* [WRITTEN INSTRUCTION]: Check each line of the records below and collect those holding "text".

(Collection entries)
--- start ---
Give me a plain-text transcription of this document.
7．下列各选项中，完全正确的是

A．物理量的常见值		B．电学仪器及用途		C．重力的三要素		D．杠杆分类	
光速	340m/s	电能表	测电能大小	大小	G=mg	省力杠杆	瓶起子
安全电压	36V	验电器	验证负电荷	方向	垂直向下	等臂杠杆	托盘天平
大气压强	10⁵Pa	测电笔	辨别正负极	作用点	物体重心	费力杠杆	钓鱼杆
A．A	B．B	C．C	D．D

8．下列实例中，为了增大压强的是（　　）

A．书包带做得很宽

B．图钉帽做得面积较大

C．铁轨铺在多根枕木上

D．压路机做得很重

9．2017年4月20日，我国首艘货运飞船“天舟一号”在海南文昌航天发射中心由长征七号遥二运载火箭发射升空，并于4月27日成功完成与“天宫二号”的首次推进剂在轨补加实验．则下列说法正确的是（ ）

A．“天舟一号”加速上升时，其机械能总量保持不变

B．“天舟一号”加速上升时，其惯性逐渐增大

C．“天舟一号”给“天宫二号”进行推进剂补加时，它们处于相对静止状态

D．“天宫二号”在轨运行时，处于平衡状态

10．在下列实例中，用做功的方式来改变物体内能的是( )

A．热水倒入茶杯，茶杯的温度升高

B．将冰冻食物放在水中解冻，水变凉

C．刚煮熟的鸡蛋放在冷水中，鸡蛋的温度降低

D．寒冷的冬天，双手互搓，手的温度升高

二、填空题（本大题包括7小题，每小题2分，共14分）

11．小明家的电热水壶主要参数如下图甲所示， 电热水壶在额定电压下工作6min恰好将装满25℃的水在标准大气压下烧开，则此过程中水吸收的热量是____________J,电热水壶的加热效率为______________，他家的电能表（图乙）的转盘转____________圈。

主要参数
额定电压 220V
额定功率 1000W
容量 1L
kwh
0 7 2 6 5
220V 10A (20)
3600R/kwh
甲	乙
--- end ---
--- start ---
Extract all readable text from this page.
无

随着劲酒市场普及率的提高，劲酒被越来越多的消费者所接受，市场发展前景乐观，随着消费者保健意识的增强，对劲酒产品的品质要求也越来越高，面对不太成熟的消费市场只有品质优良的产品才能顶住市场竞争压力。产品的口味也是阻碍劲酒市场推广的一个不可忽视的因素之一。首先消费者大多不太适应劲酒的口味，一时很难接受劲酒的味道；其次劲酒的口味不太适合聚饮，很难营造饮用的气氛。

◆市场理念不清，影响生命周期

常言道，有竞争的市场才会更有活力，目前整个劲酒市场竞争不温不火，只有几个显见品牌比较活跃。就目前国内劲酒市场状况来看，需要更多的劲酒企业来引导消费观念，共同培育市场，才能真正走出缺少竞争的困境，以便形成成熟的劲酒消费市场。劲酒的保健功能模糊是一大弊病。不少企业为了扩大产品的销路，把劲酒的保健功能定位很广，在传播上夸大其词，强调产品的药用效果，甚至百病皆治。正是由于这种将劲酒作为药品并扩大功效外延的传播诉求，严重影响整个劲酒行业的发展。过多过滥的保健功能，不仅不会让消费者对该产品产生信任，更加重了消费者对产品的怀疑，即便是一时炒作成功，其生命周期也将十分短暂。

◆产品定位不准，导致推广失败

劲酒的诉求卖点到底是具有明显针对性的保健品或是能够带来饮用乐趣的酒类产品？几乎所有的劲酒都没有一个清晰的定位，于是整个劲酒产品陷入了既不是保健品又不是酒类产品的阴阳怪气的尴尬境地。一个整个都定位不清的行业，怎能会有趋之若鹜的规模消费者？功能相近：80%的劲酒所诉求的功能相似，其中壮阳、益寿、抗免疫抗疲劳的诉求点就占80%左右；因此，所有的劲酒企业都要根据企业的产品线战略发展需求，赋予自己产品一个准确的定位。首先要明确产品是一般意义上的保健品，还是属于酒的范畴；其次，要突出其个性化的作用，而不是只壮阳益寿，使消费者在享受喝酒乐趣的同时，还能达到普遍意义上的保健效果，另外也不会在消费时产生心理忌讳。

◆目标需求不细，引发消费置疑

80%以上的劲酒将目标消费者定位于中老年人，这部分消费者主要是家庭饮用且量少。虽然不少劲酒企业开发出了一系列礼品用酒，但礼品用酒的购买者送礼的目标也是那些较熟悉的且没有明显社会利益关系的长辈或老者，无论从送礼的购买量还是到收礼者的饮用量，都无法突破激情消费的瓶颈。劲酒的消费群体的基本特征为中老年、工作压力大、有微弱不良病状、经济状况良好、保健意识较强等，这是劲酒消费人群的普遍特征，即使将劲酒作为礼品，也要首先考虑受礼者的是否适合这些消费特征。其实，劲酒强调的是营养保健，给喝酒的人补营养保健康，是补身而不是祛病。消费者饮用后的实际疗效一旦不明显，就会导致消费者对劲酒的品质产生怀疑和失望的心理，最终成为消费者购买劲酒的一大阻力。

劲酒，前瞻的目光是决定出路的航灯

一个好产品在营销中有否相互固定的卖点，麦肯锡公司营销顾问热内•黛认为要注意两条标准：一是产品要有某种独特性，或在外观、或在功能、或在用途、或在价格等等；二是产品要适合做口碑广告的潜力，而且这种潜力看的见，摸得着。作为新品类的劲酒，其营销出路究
--- end ---
* [WRITTEN ANSWER]:
Give me a plain-text transcription of this document.
Extract all readable text from this page.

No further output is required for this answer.